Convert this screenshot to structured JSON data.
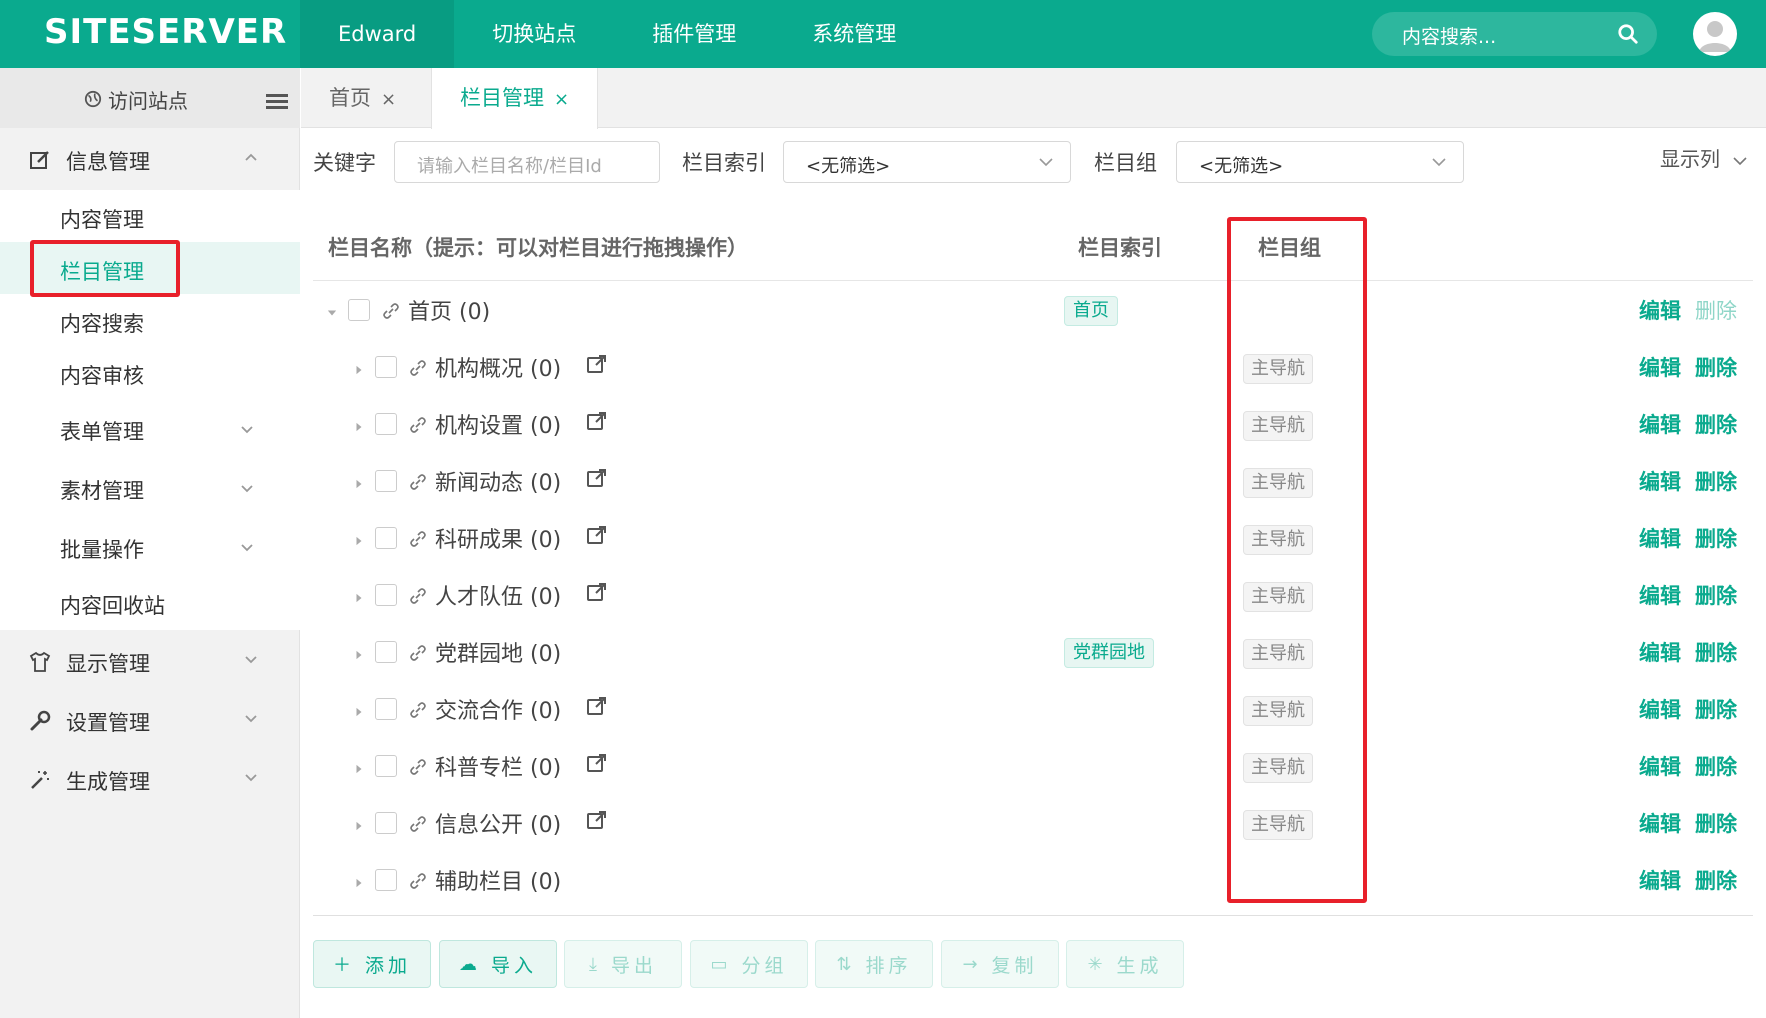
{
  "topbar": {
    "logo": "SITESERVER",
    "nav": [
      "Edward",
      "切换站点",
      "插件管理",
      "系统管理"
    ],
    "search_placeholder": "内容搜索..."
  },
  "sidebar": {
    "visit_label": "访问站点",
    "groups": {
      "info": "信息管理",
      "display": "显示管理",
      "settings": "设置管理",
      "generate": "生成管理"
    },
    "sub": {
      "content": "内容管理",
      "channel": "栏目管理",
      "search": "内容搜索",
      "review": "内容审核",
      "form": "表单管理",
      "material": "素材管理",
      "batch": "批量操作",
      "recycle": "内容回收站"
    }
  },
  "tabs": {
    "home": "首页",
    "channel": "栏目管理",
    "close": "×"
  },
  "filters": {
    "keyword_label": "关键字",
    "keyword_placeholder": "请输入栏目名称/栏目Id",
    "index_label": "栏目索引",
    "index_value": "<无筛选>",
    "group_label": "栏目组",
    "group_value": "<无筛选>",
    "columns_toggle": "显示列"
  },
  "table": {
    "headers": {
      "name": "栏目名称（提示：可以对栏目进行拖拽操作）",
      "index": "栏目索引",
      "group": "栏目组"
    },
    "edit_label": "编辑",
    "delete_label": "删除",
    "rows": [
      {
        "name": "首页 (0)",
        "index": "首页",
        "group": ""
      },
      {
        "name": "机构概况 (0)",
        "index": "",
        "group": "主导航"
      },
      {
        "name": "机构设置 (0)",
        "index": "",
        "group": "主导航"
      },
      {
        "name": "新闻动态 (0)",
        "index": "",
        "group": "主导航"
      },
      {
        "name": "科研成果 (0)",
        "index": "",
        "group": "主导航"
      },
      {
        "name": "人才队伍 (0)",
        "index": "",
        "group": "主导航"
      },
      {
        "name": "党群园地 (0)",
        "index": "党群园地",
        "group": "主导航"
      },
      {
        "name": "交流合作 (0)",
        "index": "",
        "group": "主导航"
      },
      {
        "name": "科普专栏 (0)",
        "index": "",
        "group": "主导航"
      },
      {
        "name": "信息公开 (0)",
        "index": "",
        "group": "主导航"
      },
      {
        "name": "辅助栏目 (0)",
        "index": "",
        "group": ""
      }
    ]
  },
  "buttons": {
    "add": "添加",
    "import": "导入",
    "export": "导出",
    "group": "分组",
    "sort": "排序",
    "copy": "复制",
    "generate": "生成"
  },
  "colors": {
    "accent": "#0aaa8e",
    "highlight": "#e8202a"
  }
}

-*-

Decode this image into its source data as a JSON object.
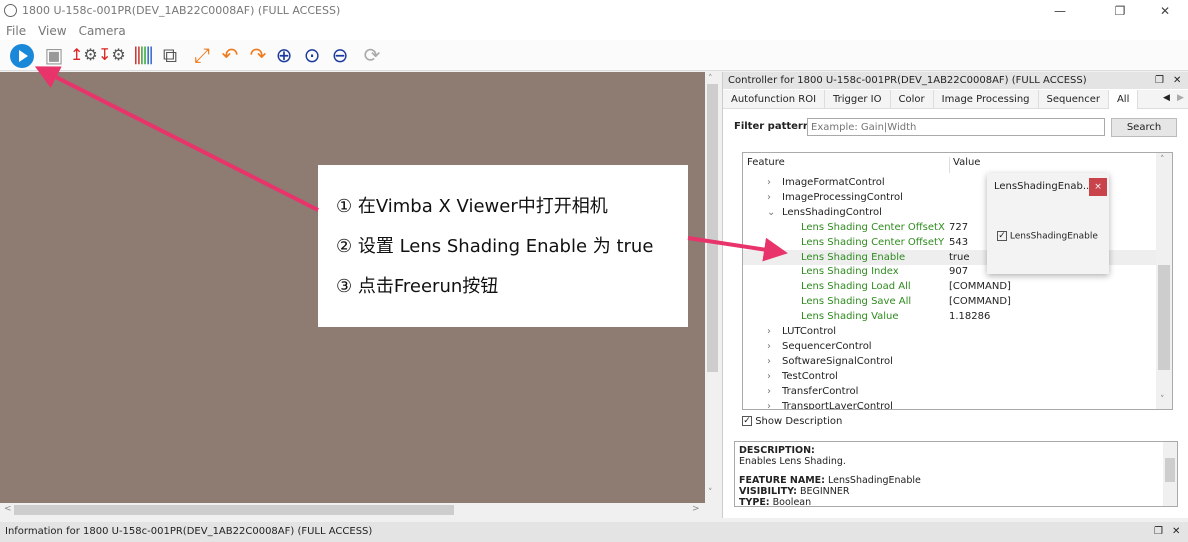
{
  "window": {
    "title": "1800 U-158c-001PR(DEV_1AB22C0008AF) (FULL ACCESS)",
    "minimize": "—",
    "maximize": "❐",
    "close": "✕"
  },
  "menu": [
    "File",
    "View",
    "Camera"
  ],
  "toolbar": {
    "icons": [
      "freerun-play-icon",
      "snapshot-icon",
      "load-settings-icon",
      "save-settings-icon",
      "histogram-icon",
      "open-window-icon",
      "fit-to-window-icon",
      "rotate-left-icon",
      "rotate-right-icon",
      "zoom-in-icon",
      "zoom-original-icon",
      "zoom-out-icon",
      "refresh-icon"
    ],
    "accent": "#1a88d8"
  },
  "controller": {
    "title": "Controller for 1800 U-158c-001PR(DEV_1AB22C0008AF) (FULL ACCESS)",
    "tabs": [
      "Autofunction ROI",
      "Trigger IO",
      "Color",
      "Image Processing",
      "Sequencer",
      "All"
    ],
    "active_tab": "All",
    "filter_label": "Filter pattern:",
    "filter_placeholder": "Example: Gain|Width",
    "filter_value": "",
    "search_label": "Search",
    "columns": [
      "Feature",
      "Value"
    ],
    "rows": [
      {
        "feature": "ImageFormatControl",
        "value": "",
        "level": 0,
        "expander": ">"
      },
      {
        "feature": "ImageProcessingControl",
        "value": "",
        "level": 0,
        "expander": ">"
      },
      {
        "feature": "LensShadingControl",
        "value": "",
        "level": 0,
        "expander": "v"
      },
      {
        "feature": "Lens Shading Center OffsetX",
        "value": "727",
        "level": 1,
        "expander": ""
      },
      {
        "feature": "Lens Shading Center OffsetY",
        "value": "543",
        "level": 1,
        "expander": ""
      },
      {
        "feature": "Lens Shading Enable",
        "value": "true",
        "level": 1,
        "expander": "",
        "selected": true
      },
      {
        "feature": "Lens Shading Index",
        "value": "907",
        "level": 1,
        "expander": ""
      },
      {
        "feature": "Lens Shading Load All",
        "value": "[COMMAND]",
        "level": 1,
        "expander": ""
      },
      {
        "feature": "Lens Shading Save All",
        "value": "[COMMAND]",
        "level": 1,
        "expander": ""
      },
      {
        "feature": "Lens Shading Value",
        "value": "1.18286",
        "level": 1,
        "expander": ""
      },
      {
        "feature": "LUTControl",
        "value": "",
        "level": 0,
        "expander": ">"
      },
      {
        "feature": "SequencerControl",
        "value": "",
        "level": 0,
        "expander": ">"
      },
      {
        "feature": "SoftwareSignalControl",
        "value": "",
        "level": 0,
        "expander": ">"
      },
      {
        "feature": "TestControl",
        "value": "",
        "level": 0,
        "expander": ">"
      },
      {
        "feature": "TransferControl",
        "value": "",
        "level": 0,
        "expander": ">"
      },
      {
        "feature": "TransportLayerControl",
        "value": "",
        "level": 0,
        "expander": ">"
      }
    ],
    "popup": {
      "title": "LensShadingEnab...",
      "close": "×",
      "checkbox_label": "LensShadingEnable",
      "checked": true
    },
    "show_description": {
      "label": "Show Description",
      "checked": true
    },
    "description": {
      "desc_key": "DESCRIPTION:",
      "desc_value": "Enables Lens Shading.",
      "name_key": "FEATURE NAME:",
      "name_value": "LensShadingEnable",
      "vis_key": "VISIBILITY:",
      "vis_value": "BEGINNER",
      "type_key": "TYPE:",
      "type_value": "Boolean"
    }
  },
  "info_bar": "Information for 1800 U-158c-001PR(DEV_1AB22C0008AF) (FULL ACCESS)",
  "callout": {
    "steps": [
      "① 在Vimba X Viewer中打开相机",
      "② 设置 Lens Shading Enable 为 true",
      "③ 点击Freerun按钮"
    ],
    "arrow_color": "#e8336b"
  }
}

-*-

Problem details> In the listing above, how many lines hold the word "FULL"? Give the number and nothing more.

Exercise answer> 3